**Given exercise:** Would you transcribe the whole listing exactly, minus its pictures?
## START Extracted records
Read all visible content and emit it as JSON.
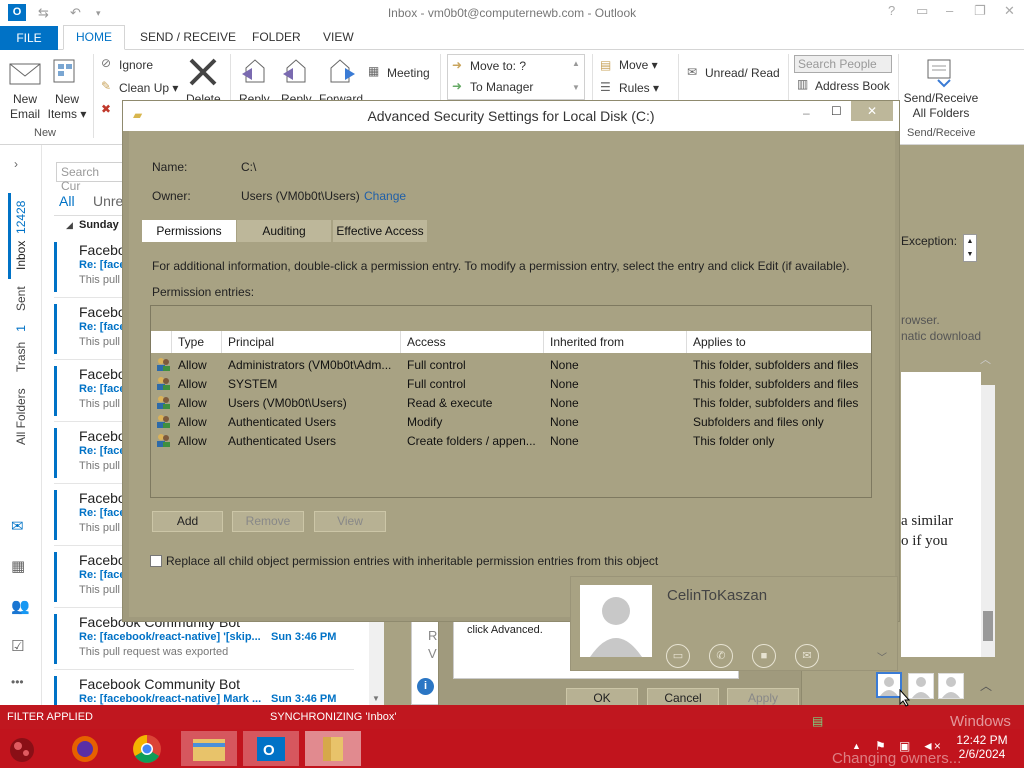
{
  "window": {
    "title": "Inbox - vm0b0t@computernewb.com - Outlook",
    "app_icon": "O"
  },
  "tabs": [
    "FILE",
    "HOME",
    "SEND / RECEIVE",
    "FOLDER",
    "VIEW"
  ],
  "ribbon": {
    "new_email": "New Email",
    "new_email_l1": "New",
    "new_email_l2": "Email",
    "new_items_l1": "New",
    "new_items_l2": "Items",
    "group_new": "New",
    "ignore": "Ignore",
    "clean_up": "Clean Up",
    "delete": "Delete",
    "reply": "Reply",
    "reply_all": "Reply",
    "forward": "Forward",
    "meeting": "Meeting",
    "move_to": "Move to: ?",
    "to_manager": "To Manager",
    "move": "Move",
    "rules": "Rules",
    "unread_read": "Unread/ Read",
    "search_people": "Search People",
    "address_book": "Address Book",
    "send_receive_l1": "Send/Receive",
    "send_receive_l2": "All Folders",
    "group_send_receive": "Send/Receive"
  },
  "nav": {
    "inbox": "Inbox",
    "inbox_count": "12428",
    "sent": "Sent",
    "trash": "Trash",
    "trash_count": "1",
    "all_folders": "All Folders"
  },
  "list": {
    "search_placeholder": "Search Cur",
    "filter_all": "All",
    "filter_unread": "Unre",
    "group_header": "Sunday",
    "items": [
      {
        "from": "Faceboo",
        "subject": "Re: [face",
        "preview": "This pull",
        "time": ""
      },
      {
        "from": "Faceboo",
        "subject": "Re: [face",
        "preview": "This pull",
        "time": ""
      },
      {
        "from": "Faceboo",
        "subject": "Re: [face",
        "preview": "This pull",
        "time": ""
      },
      {
        "from": "Faceboo",
        "subject": "Re: [face",
        "preview": "This pull",
        "time": ""
      },
      {
        "from": "Faceboo",
        "subject": "Re: [face",
        "preview": "This pull",
        "time": ""
      },
      {
        "from": "Faceboo",
        "subject": "Re: [face",
        "preview": "This pull",
        "time": ""
      },
      {
        "from": "Facebook Community Bot",
        "subject": "Re: [facebook/react-native] '[skip...",
        "preview": "This pull request was exported",
        "time": "Sun 3:46 PM"
      },
      {
        "from": "Facebook Community Bot",
        "subject": "Re: [facebook/react-native] Mark ...",
        "preview": "",
        "time": "Sun 3:46 PM"
      }
    ]
  },
  "reading": {
    "exception": "Exception:",
    "text1": "rowser.",
    "text2": "natic download",
    "text3": "a similar",
    "text4": "o if you",
    "partial_r": "R",
    "partial_v": "V"
  },
  "dialog": {
    "title": "Advanced Security Settings for Local Disk (C:)",
    "name_label": "Name:",
    "name_value": "C:\\",
    "owner_label": "Owner:",
    "owner_value": "Users (VM0b0t\\Users)",
    "change_link": "Change",
    "tabs": [
      "Permissions",
      "Auditing",
      "Effective Access"
    ],
    "info": "For additional information, double-click a permission entry. To modify a permission entry, select the entry and click Edit (if available).",
    "entries_label": "Permission entries:",
    "columns": [
      "Type",
      "Principal",
      "Access",
      "Inherited from",
      "Applies to"
    ],
    "rows": [
      [
        "Allow",
        "Administrators (VM0b0t\\Adm...",
        "Full control",
        "None",
        "This folder, subfolders and files"
      ],
      [
        "Allow",
        "SYSTEM",
        "Full control",
        "None",
        "This folder, subfolders and files"
      ],
      [
        "Allow",
        "Users (VM0b0t\\Users)",
        "Read & execute",
        "None",
        "This folder, subfolders and files"
      ],
      [
        "Allow",
        "Authenticated Users",
        "Modify",
        "None",
        "Subfolders and files only"
      ],
      [
        "Allow",
        "Authenticated Users",
        "Create folders / appen...",
        "None",
        "This folder only"
      ]
    ],
    "add": "Add",
    "remove": "Remove",
    "view": "View",
    "replace_checkbox": "Replace all child object permission entries with inheritable permission entries from this object"
  },
  "dialog2": {
    "text": "click Advanced.",
    "ok": "OK",
    "cancel": "Cancel",
    "apply": "Apply"
  },
  "card": {
    "name": "CelinToKaszan"
  },
  "status": {
    "filter": "FILTER APPLIED",
    "sync": "SYNCHRONIZING 'Inbox'"
  },
  "taskbar": {
    "time": "12:42 PM",
    "date": "2/6/2024",
    "watermark1": "Windows",
    "watermark2": "Changing owners..."
  },
  "colors": {
    "accent": "#0072c6",
    "dialog_bg": "#a8a283",
    "taskbar": "#c1141d"
  }
}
## END Extracted records
**Reply:**
Read all visible content and emit it as JSON.
{
  "window": {
    "title": "Inbox - vm0b0t@computernewb.com - Outlook",
    "app_icon": "O"
  },
  "tabs": [
    "FILE",
    "HOME",
    "SEND / RECEIVE",
    "FOLDER",
    "VIEW"
  ],
  "ribbon": {
    "new_email": "New Email",
    "new_email_l1": "New",
    "new_email_l2": "Email",
    "new_items_l1": "New",
    "new_items_l2": "Items",
    "group_new": "New",
    "ignore": "Ignore",
    "clean_up": "Clean Up",
    "delete": "Delete",
    "reply": "Reply",
    "reply_all": "Reply",
    "forward": "Forward",
    "meeting": "Meeting",
    "move_to": "Move to: ?",
    "to_manager": "To Manager",
    "move": "Move",
    "rules": "Rules",
    "unread_read": "Unread/ Read",
    "search_people": "Search People",
    "address_book": "Address Book",
    "send_receive_l1": "Send/Receive",
    "send_receive_l2": "All Folders",
    "group_send_receive": "Send/Receive"
  },
  "nav": {
    "inbox": "Inbox",
    "inbox_count": "12428",
    "sent": "Sent",
    "trash": "Trash",
    "trash_count": "1",
    "all_folders": "All Folders"
  },
  "list": {
    "search_placeholder": "Search Cur",
    "filter_all": "All",
    "filter_unread": "Unre",
    "group_header": "Sunday",
    "items": [
      {
        "from": "Faceboo",
        "subject": "Re: [face",
        "preview": "This pull",
        "time": ""
      },
      {
        "from": "Faceboo",
        "subject": "Re: [face",
        "preview": "This pull",
        "time": ""
      },
      {
        "from": "Faceboo",
        "subject": "Re: [face",
        "preview": "This pull",
        "time": ""
      },
      {
        "from": "Faceboo",
        "subject": "Re: [face",
        "preview": "This pull",
        "time": ""
      },
      {
        "from": "Faceboo",
        "subject": "Re: [face",
        "preview": "This pull",
        "time": ""
      },
      {
        "from": "Faceboo",
        "subject": "Re: [face",
        "preview": "This pull",
        "time": ""
      },
      {
        "from": "Facebook Community Bot",
        "subject": "Re: [facebook/react-native] '[skip...",
        "preview": "This pull request was exported",
        "time": "Sun 3:46 PM"
      },
      {
        "from": "Facebook Community Bot",
        "subject": "Re: [facebook/react-native] Mark ...",
        "preview": "",
        "time": "Sun 3:46 PM"
      }
    ]
  },
  "reading": {
    "exception": "Exception:",
    "text1": "rowser.",
    "text2": "natic download",
    "text3": "a similar",
    "text4": "o if you",
    "partial_r": "R",
    "partial_v": "V"
  },
  "dialog": {
    "title": "Advanced Security Settings for Local Disk (C:)",
    "name_label": "Name:",
    "name_value": "C:\\",
    "owner_label": "Owner:",
    "owner_value": "Users (VM0b0t\\Users)",
    "change_link": "Change",
    "tabs": [
      "Permissions",
      "Auditing",
      "Effective Access"
    ],
    "info": "For additional information, double-click a permission entry. To modify a permission entry, select the entry and click Edit (if available).",
    "entries_label": "Permission entries:",
    "columns": [
      "Type",
      "Principal",
      "Access",
      "Inherited from",
      "Applies to"
    ],
    "rows": [
      [
        "Allow",
        "Administrators (VM0b0t\\Adm...",
        "Full control",
        "None",
        "This folder, subfolders and files"
      ],
      [
        "Allow",
        "SYSTEM",
        "Full control",
        "None",
        "This folder, subfolders and files"
      ],
      [
        "Allow",
        "Users (VM0b0t\\Users)",
        "Read & execute",
        "None",
        "This folder, subfolders and files"
      ],
      [
        "Allow",
        "Authenticated Users",
        "Modify",
        "None",
        "Subfolders and files only"
      ],
      [
        "Allow",
        "Authenticated Users",
        "Create folders / appen...",
        "None",
        "This folder only"
      ]
    ],
    "add": "Add",
    "remove": "Remove",
    "view": "View",
    "replace_checkbox": "Replace all child object permission entries with inheritable permission entries from this object"
  },
  "dialog2": {
    "text": "click Advanced.",
    "ok": "OK",
    "cancel": "Cancel",
    "apply": "Apply"
  },
  "card": {
    "name": "CelinToKaszan"
  },
  "status": {
    "filter": "FILTER APPLIED",
    "sync": "SYNCHRONIZING 'Inbox'"
  },
  "taskbar": {
    "time": "12:42 PM",
    "date": "2/6/2024",
    "watermark1": "Windows",
    "watermark2": "Changing owners..."
  },
  "colors": {
    "accent": "#0072c6",
    "dialog_bg": "#a8a283",
    "taskbar": "#c1141d"
  }
}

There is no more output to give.